■ Written instruction:
Every entry must be given again exactly.
#### Records for this exercise
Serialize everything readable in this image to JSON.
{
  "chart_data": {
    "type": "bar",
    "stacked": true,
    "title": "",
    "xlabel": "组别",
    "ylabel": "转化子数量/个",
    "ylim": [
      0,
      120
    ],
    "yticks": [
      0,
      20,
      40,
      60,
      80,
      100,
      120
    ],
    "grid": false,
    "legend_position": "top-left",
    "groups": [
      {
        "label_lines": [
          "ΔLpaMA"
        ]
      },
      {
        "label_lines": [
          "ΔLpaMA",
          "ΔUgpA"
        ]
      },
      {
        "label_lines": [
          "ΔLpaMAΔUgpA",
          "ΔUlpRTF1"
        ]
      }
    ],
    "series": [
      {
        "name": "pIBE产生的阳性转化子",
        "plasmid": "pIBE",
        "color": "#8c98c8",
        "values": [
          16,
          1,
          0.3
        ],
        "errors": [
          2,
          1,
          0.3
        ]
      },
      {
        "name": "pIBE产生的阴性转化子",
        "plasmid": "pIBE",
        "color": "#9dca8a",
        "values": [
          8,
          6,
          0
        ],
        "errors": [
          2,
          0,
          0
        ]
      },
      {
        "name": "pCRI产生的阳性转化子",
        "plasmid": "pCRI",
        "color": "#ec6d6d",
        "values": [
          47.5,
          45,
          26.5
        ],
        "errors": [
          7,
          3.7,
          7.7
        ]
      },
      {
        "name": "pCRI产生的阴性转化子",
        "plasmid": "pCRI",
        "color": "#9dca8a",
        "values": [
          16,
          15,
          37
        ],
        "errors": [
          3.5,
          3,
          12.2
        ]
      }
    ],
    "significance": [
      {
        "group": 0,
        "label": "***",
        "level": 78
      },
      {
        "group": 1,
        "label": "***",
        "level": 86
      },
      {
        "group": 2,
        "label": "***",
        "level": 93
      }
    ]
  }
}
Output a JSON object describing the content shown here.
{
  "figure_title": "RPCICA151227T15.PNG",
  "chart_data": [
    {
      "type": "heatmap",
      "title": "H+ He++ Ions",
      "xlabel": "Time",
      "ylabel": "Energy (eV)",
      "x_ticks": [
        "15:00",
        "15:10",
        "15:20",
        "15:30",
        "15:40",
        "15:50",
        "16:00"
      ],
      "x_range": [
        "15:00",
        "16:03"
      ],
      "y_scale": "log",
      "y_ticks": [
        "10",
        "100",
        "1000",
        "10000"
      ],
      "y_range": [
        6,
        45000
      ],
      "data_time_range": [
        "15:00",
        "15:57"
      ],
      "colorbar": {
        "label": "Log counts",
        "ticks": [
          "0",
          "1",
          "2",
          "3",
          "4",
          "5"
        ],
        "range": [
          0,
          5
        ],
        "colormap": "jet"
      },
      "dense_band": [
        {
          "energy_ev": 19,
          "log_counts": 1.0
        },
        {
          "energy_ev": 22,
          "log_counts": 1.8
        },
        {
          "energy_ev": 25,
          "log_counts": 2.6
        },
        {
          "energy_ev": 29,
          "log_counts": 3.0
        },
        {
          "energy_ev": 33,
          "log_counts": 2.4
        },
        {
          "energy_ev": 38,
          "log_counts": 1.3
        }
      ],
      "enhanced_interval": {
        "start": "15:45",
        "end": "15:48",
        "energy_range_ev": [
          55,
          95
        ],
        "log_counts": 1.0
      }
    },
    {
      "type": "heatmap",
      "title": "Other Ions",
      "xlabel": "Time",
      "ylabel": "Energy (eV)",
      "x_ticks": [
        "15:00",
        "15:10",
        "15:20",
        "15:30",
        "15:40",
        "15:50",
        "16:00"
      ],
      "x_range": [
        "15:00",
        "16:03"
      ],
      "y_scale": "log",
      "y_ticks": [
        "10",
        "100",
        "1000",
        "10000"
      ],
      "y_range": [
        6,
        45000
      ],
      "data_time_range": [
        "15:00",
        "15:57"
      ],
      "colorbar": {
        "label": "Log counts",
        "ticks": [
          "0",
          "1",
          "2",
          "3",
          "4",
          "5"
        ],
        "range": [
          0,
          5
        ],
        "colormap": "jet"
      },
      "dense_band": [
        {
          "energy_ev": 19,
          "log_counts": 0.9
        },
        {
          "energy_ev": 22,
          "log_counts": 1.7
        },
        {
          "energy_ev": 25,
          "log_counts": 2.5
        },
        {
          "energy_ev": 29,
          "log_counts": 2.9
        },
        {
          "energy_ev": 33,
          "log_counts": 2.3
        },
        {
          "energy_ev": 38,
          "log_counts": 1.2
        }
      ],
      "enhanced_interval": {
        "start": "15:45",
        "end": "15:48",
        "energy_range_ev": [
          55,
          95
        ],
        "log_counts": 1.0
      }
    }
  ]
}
########
■ Written reply:
Serialize everything readable in this image to JSON.
{
  "chart_data": {
    "type": "bar",
    "stacked": true,
    "title": "",
    "xlabel": "组别",
    "ylabel": "转化子数量/个",
    "ylim": [
      0,
      120
    ],
    "yticks": [
      0,
      20,
      40,
      60,
      80,
      100,
      120
    ],
    "grid": false,
    "legend_position": "top-left",
    "groups": [
      {
        "label_lines": [
          "ΔLpaMA"
        ]
      },
      {
        "label_lines": [
          "ΔLpaMA",
          "ΔUgpA"
        ]
      },
      {
        "label_lines": [
          "ΔLpaMAΔUgpA",
          "ΔUlpRTF1"
        ]
      }
    ],
    "series": [
      {
        "name": "pIBE产生的阳性转化子",
        "plasmid": "pIBE",
        "color": "#8c98c8",
        "values": [
          16,
          1,
          0.3
        ],
        "errors": [
          2,
          1,
          0.3
        ]
      },
      {
        "name": "pIBE产生的阴性转化子",
        "plasmid": "pIBE",
        "color": "#9dca8a",
        "values": [
          8,
          6,
          0
        ],
        "errors": [
          2,
          0,
          0
        ]
      },
      {
        "name": "pCRI产生的阳性转化子",
        "plasmid": "pCRI",
        "color": "#ec6d6d",
        "values": [
          47.5,
          45,
          26.5
        ],
        "errors": [
          7,
          3.7,
          7.7
        ]
      },
      {
        "name": "pCRI产生的阴性转化子",
        "plasmid": "pCRI",
        "color": "#9dca8a",
        "values": [
          16,
          15,
          37
        ],
        "errors": [
          3.5,
          3,
          12.2
        ]
      }
    ],
    "significance": [
      {
        "group": 0,
        "label": "***",
        "level": 78
      },
      {
        "group": 1,
        "label": "***",
        "level": 86
      },
      {
        "group": 2,
        "label": "***",
        "level": 93
      }
    ]
  }
}
Output a JSON object describing the content shown here.
{
  "figure_title": "RPCICA151227T15.PNG",
  "chart_data": [
    {
      "type": "heatmap",
      "title": "H+ He++ Ions",
      "xlabel": "Time",
      "ylabel": "Energy (eV)",
      "x_ticks": [
        "15:00",
        "15:10",
        "15:20",
        "15:30",
        "15:40",
        "15:50",
        "16:00"
      ],
      "x_range": [
        "15:00",
        "16:03"
      ],
      "y_scale": "log",
      "y_ticks": [
        "10",
        "100",
        "1000",
        "10000"
      ],
      "y_range": [
        6,
        45000
      ],
      "data_time_range": [
        "15:00",
        "15:57"
      ],
      "colorbar": {
        "label": "Log counts",
        "ticks": [
          "0",
          "1",
          "2",
          "3",
          "4",
          "5"
        ],
        "range": [
          0,
          5
        ],
        "colormap": "jet"
      },
      "dense_band": [
        {
          "energy_ev": 19,
          "log_counts": 1.0
        },
        {
          "energy_ev": 22,
          "log_counts": 1.8
        },
        {
          "energy_ev": 25,
          "log_counts": 2.6
        },
        {
          "energy_ev": 29,
          "log_counts": 3.0
        },
        {
          "energy_ev": 33,
          "log_counts": 2.4
        },
        {
          "energy_ev": 38,
          "log_counts": 1.3
        }
      ],
      "enhanced_interval": {
        "start": "15:45",
        "end": "15:48",
        "energy_range_ev": [
          55,
          95
        ],
        "log_counts": 1.0
      }
    },
    {
      "type": "heatmap",
      "title": "Other Ions",
      "xlabel": "Time",
      "ylabel": "Energy (eV)",
      "x_ticks": [
        "15:00",
        "15:10",
        "15:20",
        "15:30",
        "15:40",
        "15:50",
        "16:00"
      ],
      "x_range": [
        "15:00",
        "16:03"
      ],
      "y_scale": "log",
      "y_ticks": [
        "10",
        "100",
        "1000",
        "10000"
      ],
      "y_range": [
        6,
        45000
      ],
      "data_time_range": [
        "15:00",
        "15:57"
      ],
      "colorbar": {
        "label": "Log counts",
        "ticks": [
          "0",
          "1",
          "2",
          "3",
          "4",
          "5"
        ],
        "range": [
          0,
          5
        ],
        "colormap": "jet"
      },
      "dense_band": [
        {
          "energy_ev": 19,
          "log_counts": 0.9
        },
        {
          "energy_ev": 22,
          "log_counts": 1.7
        },
        {
          "energy_ev": 25,
          "log_counts": 2.5
        },
        {
          "energy_ev": 29,
          "log_counts": 2.9
        },
        {
          "energy_ev": 33,
          "log_counts": 2.3
        },
        {
          "energy_ev": 38,
          "log_counts": 1.2
        }
      ],
      "enhanced_interval": {
        "start": "15:45",
        "end": "15:48",
        "energy_range_ev": [
          55,
          95
        ],
        "log_counts": 1.0
      }
    }
  ]
}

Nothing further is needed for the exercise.